> Aim:
Give the entries again, word for word.
+--
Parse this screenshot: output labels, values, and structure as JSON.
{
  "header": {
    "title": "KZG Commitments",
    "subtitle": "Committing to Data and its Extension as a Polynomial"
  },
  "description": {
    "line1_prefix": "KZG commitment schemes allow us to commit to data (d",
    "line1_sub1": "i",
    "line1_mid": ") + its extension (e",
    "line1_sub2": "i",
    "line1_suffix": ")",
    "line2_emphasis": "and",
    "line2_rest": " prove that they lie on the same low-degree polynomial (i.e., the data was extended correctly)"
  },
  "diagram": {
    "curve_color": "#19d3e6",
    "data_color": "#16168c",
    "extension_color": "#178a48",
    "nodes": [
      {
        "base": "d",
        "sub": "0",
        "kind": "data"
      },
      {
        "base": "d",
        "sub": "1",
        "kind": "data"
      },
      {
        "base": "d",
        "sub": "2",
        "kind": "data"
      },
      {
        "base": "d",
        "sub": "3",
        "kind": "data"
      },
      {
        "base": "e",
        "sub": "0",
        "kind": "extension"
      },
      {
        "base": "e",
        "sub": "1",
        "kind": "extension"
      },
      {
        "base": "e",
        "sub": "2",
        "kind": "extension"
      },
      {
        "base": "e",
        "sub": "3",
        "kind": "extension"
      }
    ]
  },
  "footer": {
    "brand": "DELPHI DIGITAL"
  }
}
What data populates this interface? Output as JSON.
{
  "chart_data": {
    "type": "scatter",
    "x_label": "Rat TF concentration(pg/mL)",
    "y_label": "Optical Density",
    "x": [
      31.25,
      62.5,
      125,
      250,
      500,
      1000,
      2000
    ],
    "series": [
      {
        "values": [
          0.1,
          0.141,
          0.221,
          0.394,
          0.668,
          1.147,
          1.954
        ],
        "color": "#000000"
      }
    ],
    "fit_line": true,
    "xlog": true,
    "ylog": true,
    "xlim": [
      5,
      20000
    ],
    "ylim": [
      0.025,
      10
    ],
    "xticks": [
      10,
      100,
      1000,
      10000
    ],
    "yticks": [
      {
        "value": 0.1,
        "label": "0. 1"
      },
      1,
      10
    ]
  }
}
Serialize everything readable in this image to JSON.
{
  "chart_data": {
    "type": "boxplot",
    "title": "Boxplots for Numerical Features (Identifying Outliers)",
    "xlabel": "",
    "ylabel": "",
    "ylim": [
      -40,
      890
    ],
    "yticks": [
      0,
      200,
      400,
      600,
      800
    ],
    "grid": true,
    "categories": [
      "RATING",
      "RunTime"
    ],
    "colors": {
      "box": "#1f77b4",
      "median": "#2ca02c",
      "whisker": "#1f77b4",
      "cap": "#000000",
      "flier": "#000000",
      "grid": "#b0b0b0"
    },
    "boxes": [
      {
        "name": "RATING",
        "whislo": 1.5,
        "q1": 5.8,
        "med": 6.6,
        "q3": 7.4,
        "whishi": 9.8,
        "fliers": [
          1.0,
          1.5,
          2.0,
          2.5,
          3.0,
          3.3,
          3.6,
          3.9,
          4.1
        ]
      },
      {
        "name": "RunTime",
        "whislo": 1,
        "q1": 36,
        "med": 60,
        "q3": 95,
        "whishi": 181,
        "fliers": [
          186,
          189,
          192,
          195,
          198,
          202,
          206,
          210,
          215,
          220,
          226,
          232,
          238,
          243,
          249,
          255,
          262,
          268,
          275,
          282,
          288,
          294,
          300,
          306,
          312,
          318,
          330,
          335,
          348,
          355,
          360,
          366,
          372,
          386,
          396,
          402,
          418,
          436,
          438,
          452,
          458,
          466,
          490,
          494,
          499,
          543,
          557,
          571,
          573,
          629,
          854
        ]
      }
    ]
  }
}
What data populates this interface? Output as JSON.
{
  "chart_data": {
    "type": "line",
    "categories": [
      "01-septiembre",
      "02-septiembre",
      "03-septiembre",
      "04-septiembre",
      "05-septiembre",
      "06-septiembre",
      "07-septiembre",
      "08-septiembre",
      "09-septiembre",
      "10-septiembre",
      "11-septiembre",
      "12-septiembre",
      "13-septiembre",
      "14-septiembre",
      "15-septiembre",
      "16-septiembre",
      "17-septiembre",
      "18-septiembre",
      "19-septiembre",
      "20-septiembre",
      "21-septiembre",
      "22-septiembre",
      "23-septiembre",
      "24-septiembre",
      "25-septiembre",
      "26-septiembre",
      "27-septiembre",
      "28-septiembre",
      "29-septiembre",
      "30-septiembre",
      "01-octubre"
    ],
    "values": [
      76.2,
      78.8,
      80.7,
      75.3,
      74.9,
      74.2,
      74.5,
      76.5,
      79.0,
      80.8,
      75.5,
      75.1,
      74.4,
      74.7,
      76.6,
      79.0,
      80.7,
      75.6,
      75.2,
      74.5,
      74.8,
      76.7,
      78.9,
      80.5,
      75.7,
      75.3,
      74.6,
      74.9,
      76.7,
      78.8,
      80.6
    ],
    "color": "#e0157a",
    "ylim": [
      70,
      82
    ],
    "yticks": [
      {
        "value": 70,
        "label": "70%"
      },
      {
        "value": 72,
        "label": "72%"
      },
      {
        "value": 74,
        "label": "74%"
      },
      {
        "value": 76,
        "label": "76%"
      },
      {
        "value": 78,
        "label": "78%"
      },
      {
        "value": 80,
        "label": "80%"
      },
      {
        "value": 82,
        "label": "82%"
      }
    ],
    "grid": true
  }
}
+--
> The result:
Parse this screenshot: output labels, values, and structure as JSON.
{
  "header": {
    "title": "KZG Commitments",
    "subtitle": "Committing to Data and its Extension as a Polynomial"
  },
  "description": {
    "line1_prefix": "KZG commitment schemes allow us to commit to data (d",
    "line1_sub1": "i",
    "line1_mid": ") + its extension (e",
    "line1_sub2": "i",
    "line1_suffix": ")",
    "line2_emphasis": "and",
    "line2_rest": " prove that they lie on the same low-degree polynomial (i.e., the data was extended correctly)"
  },
  "diagram": {
    "curve_color": "#19d3e6",
    "data_color": "#16168c",
    "extension_color": "#178a48",
    "nodes": [
      {
        "base": "d",
        "sub": "0",
        "kind": "data"
      },
      {
        "base": "d",
        "sub": "1",
        "kind": "data"
      },
      {
        "base": "d",
        "sub": "2",
        "kind": "data"
      },
      {
        "base": "d",
        "sub": "3",
        "kind": "data"
      },
      {
        "base": "e",
        "sub": "0",
        "kind": "extension"
      },
      {
        "base": "e",
        "sub": "1",
        "kind": "extension"
      },
      {
        "base": "e",
        "sub": "2",
        "kind": "extension"
      },
      {
        "base": "e",
        "sub": "3",
        "kind": "extension"
      }
    ]
  },
  "footer": {
    "brand": "DELPHI DIGITAL"
  }
}
What data populates this interface? Output as JSON.
{
  "chart_data": {
    "type": "scatter",
    "x_label": "Rat TF concentration(pg/mL)",
    "y_label": "Optical Density",
    "x": [
      31.25,
      62.5,
      125,
      250,
      500,
      1000,
      2000
    ],
    "series": [
      {
        "values": [
          0.1,
          0.141,
          0.221,
          0.394,
          0.668,
          1.147,
          1.954
        ],
        "color": "#000000"
      }
    ],
    "fit_line": true,
    "xlog": true,
    "ylog": true,
    "xlim": [
      5,
      20000
    ],
    "ylim": [
      0.025,
      10
    ],
    "xticks": [
      10,
      100,
      1000,
      10000
    ],
    "yticks": [
      {
        "value": 0.1,
        "label": "0. 1"
      },
      1,
      10
    ]
  }
}
Serialize everything readable in this image to JSON.
{
  "chart_data": {
    "type": "boxplot",
    "title": "Boxplots for Numerical Features (Identifying Outliers)",
    "xlabel": "",
    "ylabel": "",
    "ylim": [
      -40,
      890
    ],
    "yticks": [
      0,
      200,
      400,
      600,
      800
    ],
    "grid": true,
    "categories": [
      "RATING",
      "RunTime"
    ],
    "colors": {
      "box": "#1f77b4",
      "median": "#2ca02c",
      "whisker": "#1f77b4",
      "cap": "#000000",
      "flier": "#000000",
      "grid": "#b0b0b0"
    },
    "boxes": [
      {
        "name": "RATING",
        "whislo": 1.5,
        "q1": 5.8,
        "med": 6.6,
        "q3": 7.4,
        "whishi": 9.8,
        "fliers": [
          1.0,
          1.5,
          2.0,
          2.5,
          3.0,
          3.3,
          3.6,
          3.9,
          4.1
        ]
      },
      {
        "name": "RunTime",
        "whislo": 1,
        "q1": 36,
        "med": 60,
        "q3": 95,
        "whishi": 181,
        "fliers": [
          186,
          189,
          192,
          195,
          198,
          202,
          206,
          210,
          215,
          220,
          226,
          232,
          238,
          243,
          249,
          255,
          262,
          268,
          275,
          282,
          288,
          294,
          300,
          306,
          312,
          318,
          330,
          335,
          348,
          355,
          360,
          366,
          372,
          386,
          396,
          402,
          418,
          436,
          438,
          452,
          458,
          466,
          490,
          494,
          499,
          543,
          557,
          571,
          573,
          629,
          854
        ]
      }
    ]
  }
}
What data populates this interface? Output as JSON.
{
  "chart_data": {
    "type": "line",
    "categories": [
      "01-septiembre",
      "02-septiembre",
      "03-septiembre",
      "04-septiembre",
      "05-septiembre",
      "06-septiembre",
      "07-septiembre",
      "08-septiembre",
      "09-septiembre",
      "10-septiembre",
      "11-septiembre",
      "12-septiembre",
      "13-septiembre",
      "14-septiembre",
      "15-septiembre",
      "16-septiembre",
      "17-septiembre",
      "18-septiembre",
      "19-septiembre",
      "20-septiembre",
      "21-septiembre",
      "22-septiembre",
      "23-septiembre",
      "24-septiembre",
      "25-septiembre",
      "26-septiembre",
      "27-septiembre",
      "28-septiembre",
      "29-septiembre",
      "30-septiembre",
      "01-octubre"
    ],
    "values": [
      76.2,
      78.8,
      80.7,
      75.3,
      74.9,
      74.2,
      74.5,
      76.5,
      79.0,
      80.8,
      75.5,
      75.1,
      74.4,
      74.7,
      76.6,
      79.0,
      80.7,
      75.6,
      75.2,
      74.5,
      74.8,
      76.7,
      78.9,
      80.5,
      75.7,
      75.3,
      74.6,
      74.9,
      76.7,
      78.8,
      80.6
    ],
    "color": "#e0157a",
    "ylim": [
      70,
      82
    ],
    "yticks": [
      {
        "value": 70,
        "label": "70%"
      },
      {
        "value": 72,
        "label": "72%"
      },
      {
        "value": 74,
        "label": "74%"
      },
      {
        "value": 76,
        "label": "76%"
      },
      {
        "value": 78,
        "label": "78%"
      },
      {
        "value": 80,
        "label": "80%"
      },
      {
        "value": 82,
        "label": "82%"
      }
    ],
    "grid": true
  }
}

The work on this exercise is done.